Task instructions: Word for word, restate every line of the listing that follows.

Input:
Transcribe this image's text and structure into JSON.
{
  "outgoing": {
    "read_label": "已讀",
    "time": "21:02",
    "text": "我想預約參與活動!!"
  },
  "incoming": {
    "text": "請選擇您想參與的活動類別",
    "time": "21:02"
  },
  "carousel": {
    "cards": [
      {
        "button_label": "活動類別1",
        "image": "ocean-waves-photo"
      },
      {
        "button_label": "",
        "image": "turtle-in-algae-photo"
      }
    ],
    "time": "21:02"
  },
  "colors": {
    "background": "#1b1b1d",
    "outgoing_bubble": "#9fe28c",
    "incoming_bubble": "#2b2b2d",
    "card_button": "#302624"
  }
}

Answer below:
Transcribe this image's text and structure into JSON.
{
  "outgoing": {
    "read_label": "已讀",
    "time": "21:02",
    "text": "我想預約參與活動!!"
  },
  "incoming": {
    "text": "請選擇您想參與的活動類別",
    "time": "21:02"
  },
  "carousel": {
    "cards": [
      {
        "button_label": "活動類別1",
        "image": "ocean-waves-photo"
      },
      {
        "button_label": "",
        "image": "turtle-in-algae-photo"
      }
    ],
    "time": "21:02"
  },
  "colors": {
    "background": "#1b1b1d",
    "outgoing_bubble": "#9fe28c",
    "incoming_bubble": "#2b2b2d",
    "card_button": "#302624"
  }
}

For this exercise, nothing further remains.